### Material to process:
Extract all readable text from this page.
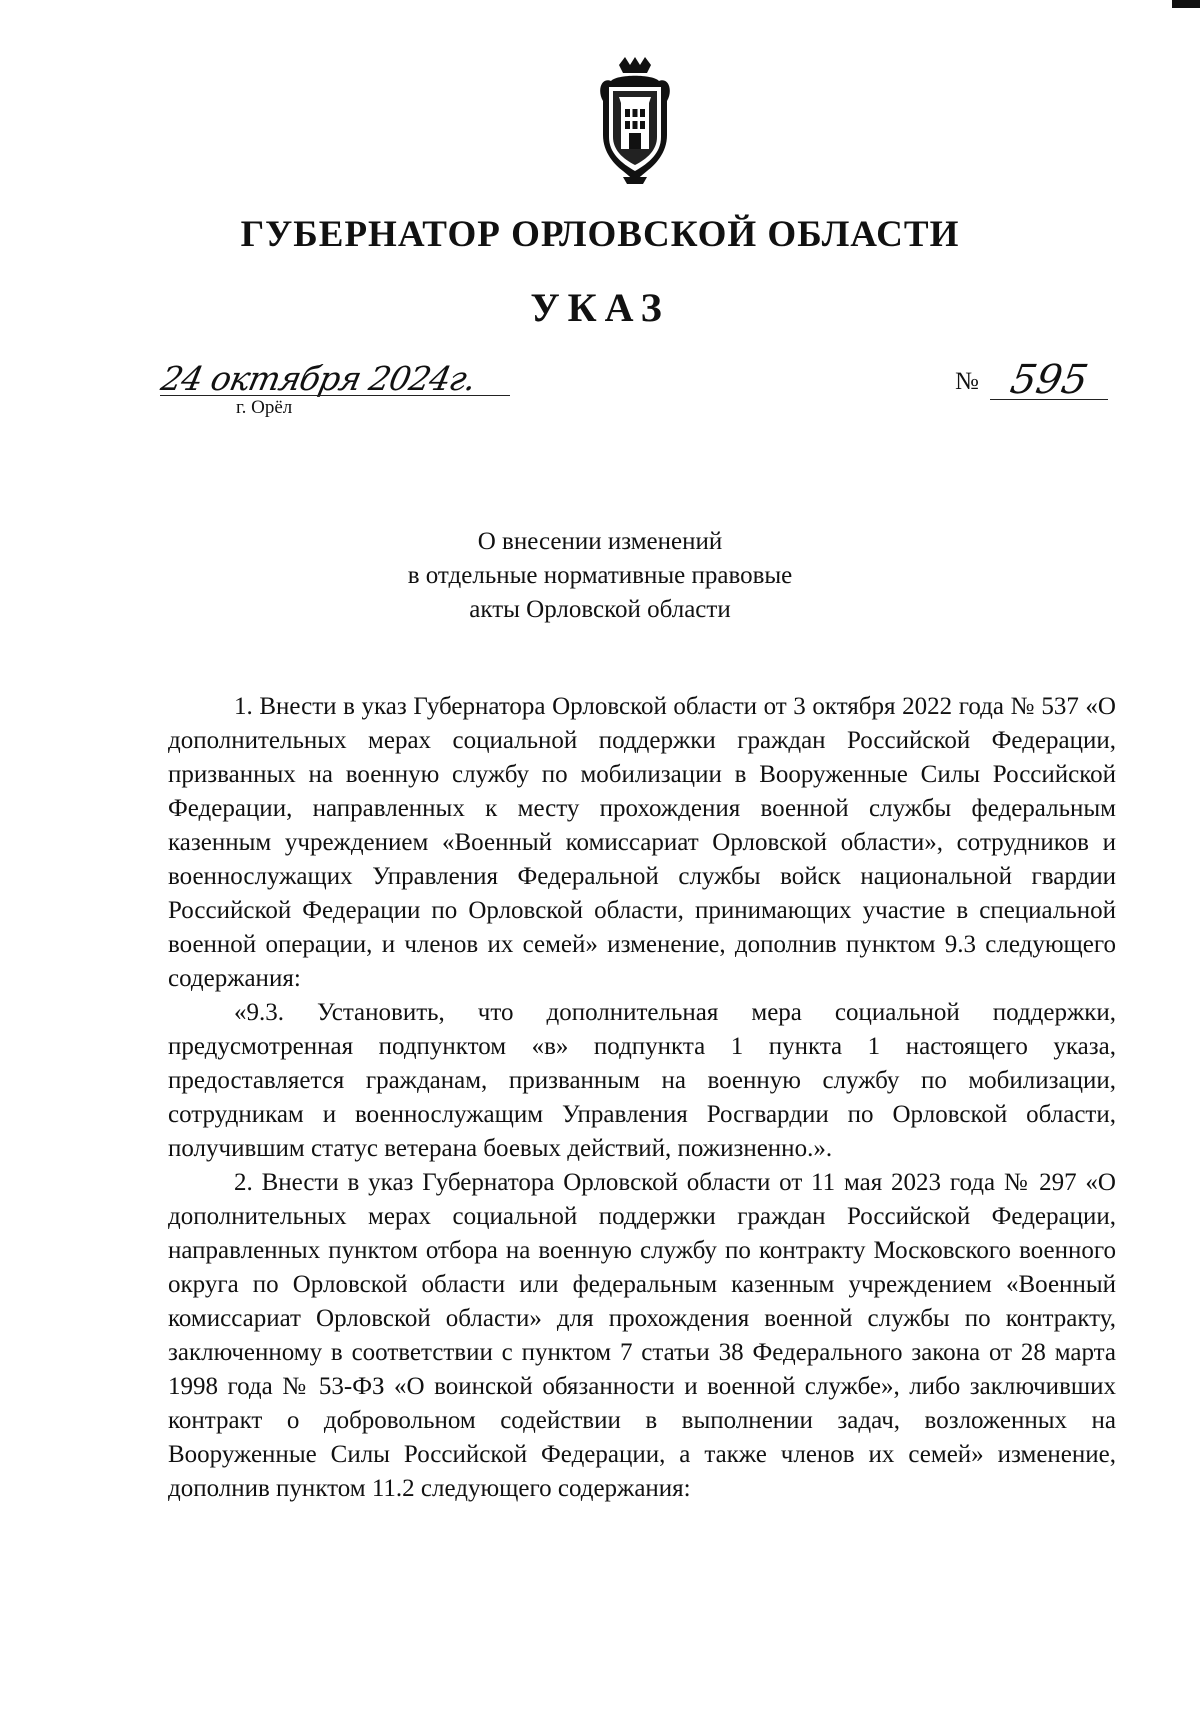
ГУБЕРНАТОР ОРЛОВСКОЙ ОБЛАСТИ
УКАЗ
24 октября 2024г.
г. Орёл
№ 595
О внесении изменений
в отдельные нормативные правовые
акты Орловской области

1. Внести в указ Губернатора Орловской области от 3 октября 2022 года № 537 «О дополнительных мерах социальной поддержки граждан Российской Федерации, призванных на военную службу по мобилизации в Вооруженные Силы Российской Федерации, направленных к месту прохождения военной службы федеральным казенным учреждением «Военный комиссариат Орловской области», сотрудников и военнослужащих Управления Федеральной службы войск национальной гвардии Российской Федерации по Орловской области, принимающих участие в специальной военной операции, и членов их семей» изменение, дополнив пунктом 9.3 следующего содержания:

«9.3. Установить, что дополнительная мера социальной поддержки, предусмотренная подпунктом «в» подпункта 1 пункта 1 настоящего указа, предоставляется гражданам, призванным на военную службу по мобилизации, сотрудникам и военнослужащим Управления Росгвардии по Орловской области, получившим статус ветерана боевых действий, пожизненно.».

2. Внести в указ Губернатора Орловской области от 11 мая 2023 года № 297 «О дополнительных мерах социальной поддержки граждан Российской Федерации, направленных пунктом отбора на военную службу по контракту Московского военного округа по Орловской области или федеральным казенным учреждением «Военный комиссариат Орловской области» для прохождения военной службы по контракту, заключенному в соответствии с пунктом 7 статьи 38 Федерального закона от 28 марта 1998 года № 53-ФЗ «О воинской обязанности и военной службе», либо заключивших контракт о добровольном содействии в выполнении задач, возложенных на Вооруженные Силы Российской Федерации, а также членов их семей» изменение, дополнив пунктом 11.2 следующего содержания:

### Stated goal:
Give every line back word for word and leave the pictures out.

### Solution to this task:
Extract all readable text from this page.
ГУБЕРНАТОР ОРЛОВСКОЙ ОБЛАСТИ
УКАЗ
24 октября 2024г.
г. Орёл
№ 595
О внесении изменений
в отдельные нормативные правовые
акты Орловской области

1. Внести в указ Губернатора Орловской области от 3 октября 2022 года № 537 «О дополнительных мерах социальной поддержки граждан Российской Федерации, призванных на военную службу по мобилизации в Вооруженные Силы Российской Федерации, направленных к месту прохождения военной службы федеральным казенным учреждением «Военный комиссариат Орловской области», сотрудников и военнослужащих Управления Федеральной службы войск национальной гвардии Российской Федерации по Орловской области, принимающих участие в специальной военной операции, и членов их семей» изменение, дополнив пунктом 9.3 следующего содержания:

«9.3. Установить, что дополнительная мера социальной поддержки, предусмотренная подпунктом «в» подпункта 1 пункта 1 настоящего указа, предоставляется гражданам, призванным на военную службу по мобилизации, сотрудникам и военнослужащим Управления Росгвардии по Орловской области, получившим статус ветерана боевых действий, пожизненно.».

2. Внести в указ Губернатора Орловской области от 11 мая 2023 года № 297 «О дополнительных мерах социальной поддержки граждан Российской Федерации, направленных пунктом отбора на военную службу по контракту Московского военного округа по Орловской области или федеральным казенным учреждением «Военный комиссариат Орловской области» для прохождения военной службы по контракту, заключенному в соответствии с пунктом 7 статьи 38 Федерального закона от 28 марта 1998 года № 53-ФЗ «О воинской обязанности и военной службе», либо заключивших контракт о добровольном содействии в выполнении задач, возложенных на Вооруженные Силы Российской Федерации, а также членов их семей» изменение, дополнив пунктом 11.2 следующего содержания:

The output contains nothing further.